Dataset items
......

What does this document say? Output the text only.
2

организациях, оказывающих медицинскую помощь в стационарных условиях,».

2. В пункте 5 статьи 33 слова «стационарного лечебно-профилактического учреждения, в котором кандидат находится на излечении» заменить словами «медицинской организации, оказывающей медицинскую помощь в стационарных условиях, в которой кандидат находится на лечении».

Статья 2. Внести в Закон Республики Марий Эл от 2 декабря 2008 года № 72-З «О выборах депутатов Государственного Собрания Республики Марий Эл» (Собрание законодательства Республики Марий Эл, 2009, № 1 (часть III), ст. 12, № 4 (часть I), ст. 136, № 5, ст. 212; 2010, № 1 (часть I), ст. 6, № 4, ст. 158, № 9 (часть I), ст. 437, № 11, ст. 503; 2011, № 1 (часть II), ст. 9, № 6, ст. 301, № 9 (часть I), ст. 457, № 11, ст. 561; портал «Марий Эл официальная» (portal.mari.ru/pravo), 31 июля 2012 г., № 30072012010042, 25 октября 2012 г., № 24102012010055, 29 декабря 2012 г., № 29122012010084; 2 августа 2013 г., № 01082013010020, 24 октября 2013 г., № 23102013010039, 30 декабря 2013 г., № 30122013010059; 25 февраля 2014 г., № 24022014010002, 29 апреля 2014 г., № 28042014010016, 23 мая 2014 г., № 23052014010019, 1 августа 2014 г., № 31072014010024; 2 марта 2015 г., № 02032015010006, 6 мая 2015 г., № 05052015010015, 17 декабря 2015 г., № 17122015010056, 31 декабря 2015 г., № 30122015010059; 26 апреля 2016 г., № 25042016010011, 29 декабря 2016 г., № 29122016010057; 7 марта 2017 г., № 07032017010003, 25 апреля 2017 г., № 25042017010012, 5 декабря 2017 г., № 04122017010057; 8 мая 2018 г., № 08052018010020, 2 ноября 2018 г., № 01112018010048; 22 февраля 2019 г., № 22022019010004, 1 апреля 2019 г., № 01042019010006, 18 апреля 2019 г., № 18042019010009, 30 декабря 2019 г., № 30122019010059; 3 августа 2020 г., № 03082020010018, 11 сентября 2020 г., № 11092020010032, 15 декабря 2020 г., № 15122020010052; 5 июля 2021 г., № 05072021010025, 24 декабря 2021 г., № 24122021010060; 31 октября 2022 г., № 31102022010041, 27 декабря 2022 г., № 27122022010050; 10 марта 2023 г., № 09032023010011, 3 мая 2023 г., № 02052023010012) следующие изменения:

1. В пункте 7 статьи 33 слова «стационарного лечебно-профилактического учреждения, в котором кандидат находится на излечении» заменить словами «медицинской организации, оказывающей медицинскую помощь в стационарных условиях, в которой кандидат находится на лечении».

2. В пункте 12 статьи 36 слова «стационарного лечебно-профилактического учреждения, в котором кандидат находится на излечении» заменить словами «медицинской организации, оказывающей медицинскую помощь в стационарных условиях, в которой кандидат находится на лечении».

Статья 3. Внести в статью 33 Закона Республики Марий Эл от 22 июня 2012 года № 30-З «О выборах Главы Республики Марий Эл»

......

◆ Your task:
A single figure is required: the number of lines above in which the word "излечении" occurs.

◆ The output:
3